> Task prompt:
Which lines below hold the word "legend"? Report each one.

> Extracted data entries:
········
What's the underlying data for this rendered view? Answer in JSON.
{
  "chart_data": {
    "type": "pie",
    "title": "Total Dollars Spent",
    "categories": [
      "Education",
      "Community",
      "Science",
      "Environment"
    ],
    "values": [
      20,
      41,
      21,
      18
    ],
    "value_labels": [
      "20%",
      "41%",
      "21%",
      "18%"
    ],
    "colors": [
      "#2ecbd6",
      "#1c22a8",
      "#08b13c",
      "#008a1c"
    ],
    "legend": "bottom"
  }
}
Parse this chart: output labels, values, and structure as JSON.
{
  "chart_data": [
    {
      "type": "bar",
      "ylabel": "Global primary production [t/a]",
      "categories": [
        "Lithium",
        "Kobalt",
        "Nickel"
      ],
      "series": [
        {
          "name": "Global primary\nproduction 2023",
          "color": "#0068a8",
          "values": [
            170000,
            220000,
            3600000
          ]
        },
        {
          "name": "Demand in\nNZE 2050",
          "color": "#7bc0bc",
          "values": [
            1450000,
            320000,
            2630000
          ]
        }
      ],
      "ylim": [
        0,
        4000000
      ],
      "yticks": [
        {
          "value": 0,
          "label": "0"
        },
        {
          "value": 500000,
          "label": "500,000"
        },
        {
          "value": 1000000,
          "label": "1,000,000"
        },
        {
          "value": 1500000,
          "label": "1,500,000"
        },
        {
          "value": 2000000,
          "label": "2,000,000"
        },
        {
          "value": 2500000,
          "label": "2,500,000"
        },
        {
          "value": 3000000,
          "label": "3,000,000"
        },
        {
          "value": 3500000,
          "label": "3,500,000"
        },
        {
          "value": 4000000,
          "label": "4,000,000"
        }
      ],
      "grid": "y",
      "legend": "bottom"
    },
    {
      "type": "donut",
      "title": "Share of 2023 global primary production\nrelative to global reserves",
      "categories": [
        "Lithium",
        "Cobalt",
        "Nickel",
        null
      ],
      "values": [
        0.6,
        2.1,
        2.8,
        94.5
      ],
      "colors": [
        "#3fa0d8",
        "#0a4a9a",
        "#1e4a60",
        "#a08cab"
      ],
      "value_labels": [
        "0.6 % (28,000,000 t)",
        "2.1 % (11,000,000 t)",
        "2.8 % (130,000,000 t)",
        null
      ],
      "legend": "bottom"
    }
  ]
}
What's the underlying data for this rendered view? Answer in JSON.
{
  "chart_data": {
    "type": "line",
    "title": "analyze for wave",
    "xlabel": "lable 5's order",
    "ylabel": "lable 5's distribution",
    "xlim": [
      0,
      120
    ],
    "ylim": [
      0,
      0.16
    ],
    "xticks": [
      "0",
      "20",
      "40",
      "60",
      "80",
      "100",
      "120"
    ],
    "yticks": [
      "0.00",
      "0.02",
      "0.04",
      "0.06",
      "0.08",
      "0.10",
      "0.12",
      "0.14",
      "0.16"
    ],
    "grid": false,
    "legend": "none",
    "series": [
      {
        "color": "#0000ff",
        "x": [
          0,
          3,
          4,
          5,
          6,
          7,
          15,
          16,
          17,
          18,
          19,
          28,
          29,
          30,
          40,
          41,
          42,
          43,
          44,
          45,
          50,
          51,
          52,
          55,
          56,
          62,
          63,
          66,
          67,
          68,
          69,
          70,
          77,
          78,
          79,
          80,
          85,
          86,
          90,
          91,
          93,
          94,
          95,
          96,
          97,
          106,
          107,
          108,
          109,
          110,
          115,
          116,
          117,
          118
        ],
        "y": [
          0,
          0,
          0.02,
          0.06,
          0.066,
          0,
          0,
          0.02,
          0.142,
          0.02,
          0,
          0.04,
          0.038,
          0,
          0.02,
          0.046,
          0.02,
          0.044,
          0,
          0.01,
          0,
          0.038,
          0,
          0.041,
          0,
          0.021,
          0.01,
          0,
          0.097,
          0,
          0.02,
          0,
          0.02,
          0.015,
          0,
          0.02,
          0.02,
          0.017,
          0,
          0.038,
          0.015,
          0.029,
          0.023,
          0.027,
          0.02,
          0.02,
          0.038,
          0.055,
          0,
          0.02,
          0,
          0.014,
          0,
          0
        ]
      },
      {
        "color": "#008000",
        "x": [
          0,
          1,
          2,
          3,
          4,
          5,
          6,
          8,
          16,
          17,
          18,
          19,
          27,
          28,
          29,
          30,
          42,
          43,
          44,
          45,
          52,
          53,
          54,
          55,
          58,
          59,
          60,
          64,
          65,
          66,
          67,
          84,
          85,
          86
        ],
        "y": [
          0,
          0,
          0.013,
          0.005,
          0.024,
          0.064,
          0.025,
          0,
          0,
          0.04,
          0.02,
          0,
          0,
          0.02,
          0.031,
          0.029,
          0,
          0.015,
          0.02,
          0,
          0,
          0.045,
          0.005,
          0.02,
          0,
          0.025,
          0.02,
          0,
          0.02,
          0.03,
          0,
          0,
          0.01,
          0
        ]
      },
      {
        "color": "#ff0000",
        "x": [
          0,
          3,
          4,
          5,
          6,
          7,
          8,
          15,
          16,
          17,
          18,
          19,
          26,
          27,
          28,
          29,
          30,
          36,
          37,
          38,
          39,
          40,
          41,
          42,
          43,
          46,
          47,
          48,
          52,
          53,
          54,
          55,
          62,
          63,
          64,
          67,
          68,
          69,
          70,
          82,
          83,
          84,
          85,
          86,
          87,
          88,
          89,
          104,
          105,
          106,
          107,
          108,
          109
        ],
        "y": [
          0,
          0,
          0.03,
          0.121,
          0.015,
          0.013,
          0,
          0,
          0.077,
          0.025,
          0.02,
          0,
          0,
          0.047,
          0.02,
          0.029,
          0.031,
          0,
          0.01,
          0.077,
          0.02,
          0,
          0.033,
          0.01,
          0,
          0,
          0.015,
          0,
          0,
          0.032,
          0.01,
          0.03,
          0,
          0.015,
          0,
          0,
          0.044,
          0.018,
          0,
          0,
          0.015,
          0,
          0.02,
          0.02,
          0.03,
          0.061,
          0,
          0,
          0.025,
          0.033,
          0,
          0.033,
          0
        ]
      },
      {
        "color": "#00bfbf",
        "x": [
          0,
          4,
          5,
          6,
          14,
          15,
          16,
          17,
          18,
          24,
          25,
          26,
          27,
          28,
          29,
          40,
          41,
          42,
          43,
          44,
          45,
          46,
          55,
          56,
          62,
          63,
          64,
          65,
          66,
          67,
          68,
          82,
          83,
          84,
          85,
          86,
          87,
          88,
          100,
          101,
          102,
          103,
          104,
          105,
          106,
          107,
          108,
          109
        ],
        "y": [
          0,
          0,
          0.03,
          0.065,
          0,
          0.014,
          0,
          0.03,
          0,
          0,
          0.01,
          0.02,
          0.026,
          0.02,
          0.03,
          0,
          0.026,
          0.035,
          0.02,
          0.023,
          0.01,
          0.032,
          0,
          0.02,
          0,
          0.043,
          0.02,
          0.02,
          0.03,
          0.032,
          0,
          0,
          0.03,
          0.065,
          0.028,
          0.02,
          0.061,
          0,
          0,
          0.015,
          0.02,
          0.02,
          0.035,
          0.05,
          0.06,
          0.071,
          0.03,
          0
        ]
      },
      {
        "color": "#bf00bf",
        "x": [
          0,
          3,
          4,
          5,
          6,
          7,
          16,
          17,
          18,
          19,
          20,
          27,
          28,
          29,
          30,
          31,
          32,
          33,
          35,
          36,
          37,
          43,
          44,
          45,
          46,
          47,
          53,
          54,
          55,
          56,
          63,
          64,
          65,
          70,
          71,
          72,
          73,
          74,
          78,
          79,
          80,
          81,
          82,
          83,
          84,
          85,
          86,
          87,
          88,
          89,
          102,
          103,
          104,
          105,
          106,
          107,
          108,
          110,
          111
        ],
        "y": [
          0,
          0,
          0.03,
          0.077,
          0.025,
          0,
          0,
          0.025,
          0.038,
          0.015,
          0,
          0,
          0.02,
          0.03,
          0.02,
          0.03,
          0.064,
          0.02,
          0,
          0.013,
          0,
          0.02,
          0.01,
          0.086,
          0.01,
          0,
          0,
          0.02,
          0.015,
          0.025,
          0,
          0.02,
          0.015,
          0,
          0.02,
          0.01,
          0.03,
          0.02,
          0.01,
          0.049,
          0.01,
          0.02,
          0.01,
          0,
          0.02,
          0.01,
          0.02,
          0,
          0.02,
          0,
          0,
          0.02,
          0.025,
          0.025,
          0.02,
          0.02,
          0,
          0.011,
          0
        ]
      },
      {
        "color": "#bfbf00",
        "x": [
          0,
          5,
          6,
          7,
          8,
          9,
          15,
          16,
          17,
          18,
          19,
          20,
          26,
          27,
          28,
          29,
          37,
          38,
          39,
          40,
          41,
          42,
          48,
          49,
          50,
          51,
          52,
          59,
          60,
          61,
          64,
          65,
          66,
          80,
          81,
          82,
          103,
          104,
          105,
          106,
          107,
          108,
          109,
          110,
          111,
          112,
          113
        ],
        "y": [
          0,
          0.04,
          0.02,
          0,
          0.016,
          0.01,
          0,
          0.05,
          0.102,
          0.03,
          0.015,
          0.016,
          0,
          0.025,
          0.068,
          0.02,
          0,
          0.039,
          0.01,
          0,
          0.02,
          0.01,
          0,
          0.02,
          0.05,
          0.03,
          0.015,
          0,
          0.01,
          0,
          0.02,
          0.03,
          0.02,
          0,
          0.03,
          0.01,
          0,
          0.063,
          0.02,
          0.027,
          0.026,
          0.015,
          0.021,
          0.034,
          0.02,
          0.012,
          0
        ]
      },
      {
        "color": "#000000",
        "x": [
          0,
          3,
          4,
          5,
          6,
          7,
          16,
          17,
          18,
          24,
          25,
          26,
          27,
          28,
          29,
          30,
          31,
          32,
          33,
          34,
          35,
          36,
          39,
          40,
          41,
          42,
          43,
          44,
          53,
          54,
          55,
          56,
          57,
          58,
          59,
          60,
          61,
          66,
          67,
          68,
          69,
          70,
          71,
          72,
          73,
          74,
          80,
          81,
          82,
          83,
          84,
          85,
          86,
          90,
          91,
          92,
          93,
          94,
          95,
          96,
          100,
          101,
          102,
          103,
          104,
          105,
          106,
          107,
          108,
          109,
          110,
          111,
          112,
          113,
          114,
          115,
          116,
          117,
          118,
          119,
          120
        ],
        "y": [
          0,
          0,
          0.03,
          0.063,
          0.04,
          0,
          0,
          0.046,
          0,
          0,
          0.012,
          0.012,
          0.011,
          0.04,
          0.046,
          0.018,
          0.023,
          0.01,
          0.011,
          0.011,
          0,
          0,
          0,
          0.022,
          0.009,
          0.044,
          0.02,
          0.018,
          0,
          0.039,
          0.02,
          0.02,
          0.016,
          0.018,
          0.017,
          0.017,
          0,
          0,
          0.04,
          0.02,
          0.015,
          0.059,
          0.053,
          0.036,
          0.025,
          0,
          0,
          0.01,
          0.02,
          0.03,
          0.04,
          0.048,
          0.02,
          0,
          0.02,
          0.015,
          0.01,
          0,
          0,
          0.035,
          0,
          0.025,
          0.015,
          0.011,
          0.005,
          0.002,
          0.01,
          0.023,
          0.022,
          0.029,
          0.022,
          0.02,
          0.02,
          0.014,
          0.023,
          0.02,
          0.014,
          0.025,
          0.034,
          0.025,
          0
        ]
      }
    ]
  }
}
········
> Exercise output:
    "legend": "bottom"
      "legend": "bottom"
      "legend": "bottom"
    "legend": "none",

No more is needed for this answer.